======== Items

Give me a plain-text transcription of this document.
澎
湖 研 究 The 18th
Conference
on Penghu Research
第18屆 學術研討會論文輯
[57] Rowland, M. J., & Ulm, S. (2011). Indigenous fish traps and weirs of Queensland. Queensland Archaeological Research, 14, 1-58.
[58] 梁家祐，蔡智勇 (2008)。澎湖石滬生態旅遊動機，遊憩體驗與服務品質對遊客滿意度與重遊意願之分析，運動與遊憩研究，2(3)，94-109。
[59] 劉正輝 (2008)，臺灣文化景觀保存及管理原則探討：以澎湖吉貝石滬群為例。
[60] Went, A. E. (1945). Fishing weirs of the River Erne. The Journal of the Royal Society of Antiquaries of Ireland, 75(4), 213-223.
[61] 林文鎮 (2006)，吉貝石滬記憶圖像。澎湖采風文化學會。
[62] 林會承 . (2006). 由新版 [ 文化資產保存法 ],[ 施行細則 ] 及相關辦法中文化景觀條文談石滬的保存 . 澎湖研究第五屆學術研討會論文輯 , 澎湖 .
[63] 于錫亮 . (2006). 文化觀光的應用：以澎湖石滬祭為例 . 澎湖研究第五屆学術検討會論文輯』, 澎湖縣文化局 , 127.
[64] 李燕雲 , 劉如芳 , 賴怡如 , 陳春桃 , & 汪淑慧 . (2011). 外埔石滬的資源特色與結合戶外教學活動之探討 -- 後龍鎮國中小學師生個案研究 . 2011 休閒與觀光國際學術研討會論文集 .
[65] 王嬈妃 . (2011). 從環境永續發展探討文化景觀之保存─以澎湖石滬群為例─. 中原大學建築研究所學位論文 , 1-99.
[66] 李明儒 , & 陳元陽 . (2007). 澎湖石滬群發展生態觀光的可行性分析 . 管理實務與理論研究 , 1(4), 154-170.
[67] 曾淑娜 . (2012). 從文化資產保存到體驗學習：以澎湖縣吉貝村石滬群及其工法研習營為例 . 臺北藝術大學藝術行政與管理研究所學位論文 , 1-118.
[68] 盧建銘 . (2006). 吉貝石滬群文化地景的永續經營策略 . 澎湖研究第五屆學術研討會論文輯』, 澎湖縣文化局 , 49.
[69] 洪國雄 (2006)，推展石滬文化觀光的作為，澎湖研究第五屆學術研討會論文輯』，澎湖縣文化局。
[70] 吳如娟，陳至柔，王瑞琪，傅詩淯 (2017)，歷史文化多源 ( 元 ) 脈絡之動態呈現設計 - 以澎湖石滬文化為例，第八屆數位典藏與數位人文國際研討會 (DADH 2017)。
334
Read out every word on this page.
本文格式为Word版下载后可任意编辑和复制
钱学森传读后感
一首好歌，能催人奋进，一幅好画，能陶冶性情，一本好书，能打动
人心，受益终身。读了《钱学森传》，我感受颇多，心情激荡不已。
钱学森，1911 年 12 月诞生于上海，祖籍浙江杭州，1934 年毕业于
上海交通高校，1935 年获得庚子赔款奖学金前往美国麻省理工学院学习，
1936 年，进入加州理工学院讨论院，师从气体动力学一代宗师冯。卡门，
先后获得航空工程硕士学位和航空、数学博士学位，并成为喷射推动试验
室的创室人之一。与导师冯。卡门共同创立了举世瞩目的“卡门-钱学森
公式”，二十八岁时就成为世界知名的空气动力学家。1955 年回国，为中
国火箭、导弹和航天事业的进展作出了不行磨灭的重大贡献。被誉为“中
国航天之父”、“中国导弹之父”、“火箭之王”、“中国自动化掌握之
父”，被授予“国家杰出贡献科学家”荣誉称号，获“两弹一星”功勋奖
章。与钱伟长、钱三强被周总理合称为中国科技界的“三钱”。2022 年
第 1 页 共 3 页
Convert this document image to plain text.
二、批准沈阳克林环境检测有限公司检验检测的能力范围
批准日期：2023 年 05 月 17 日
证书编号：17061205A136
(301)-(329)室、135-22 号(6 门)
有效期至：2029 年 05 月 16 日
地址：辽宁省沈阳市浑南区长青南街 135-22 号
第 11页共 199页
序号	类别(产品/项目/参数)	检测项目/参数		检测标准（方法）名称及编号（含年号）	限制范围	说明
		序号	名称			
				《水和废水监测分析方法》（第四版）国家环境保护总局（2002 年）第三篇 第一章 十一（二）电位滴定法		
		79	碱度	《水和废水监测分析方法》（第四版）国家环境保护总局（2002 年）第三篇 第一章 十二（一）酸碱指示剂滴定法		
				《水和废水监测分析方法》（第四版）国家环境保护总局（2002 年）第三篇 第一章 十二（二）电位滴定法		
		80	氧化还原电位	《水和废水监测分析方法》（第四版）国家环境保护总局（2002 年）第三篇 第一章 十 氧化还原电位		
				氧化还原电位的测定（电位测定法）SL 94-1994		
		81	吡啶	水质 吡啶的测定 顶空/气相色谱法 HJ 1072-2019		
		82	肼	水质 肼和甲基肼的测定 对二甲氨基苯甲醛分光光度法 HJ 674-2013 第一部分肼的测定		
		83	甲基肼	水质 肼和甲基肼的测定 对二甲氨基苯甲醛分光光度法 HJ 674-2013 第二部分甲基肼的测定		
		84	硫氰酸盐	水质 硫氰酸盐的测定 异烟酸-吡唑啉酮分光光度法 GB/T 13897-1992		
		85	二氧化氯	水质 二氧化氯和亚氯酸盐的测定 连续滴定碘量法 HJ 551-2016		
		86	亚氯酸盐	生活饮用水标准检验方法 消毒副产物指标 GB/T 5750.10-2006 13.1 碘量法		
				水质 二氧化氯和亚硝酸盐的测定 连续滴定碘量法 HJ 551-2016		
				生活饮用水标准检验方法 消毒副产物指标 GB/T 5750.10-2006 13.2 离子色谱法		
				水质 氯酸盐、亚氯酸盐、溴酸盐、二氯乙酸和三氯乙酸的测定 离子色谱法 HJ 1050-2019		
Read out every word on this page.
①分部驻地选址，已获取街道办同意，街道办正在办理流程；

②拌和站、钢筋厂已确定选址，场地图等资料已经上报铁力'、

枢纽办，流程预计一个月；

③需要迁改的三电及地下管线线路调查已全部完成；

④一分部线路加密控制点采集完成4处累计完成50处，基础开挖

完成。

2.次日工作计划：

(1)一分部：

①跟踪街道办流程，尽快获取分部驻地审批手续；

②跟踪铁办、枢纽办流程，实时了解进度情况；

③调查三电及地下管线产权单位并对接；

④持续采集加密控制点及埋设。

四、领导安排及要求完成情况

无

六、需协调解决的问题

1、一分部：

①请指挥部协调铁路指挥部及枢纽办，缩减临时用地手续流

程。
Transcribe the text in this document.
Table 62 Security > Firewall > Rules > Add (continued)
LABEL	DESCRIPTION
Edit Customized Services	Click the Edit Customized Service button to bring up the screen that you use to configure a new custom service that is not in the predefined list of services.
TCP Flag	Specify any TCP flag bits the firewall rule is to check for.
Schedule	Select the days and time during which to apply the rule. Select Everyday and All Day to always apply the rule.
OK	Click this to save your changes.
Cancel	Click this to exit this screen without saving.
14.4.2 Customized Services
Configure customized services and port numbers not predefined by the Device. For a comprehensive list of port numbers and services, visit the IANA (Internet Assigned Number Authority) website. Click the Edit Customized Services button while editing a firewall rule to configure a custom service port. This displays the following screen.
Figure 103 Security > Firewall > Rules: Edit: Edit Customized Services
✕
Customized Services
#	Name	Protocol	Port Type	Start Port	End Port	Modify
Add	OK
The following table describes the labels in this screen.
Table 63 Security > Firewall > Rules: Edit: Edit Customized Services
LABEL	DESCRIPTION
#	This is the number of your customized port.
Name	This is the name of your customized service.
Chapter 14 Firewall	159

================

### Requirements
Count all lines of the data that include "生活饮用水标准检验方法". The answer is the number alone.

### Solution to the problem
2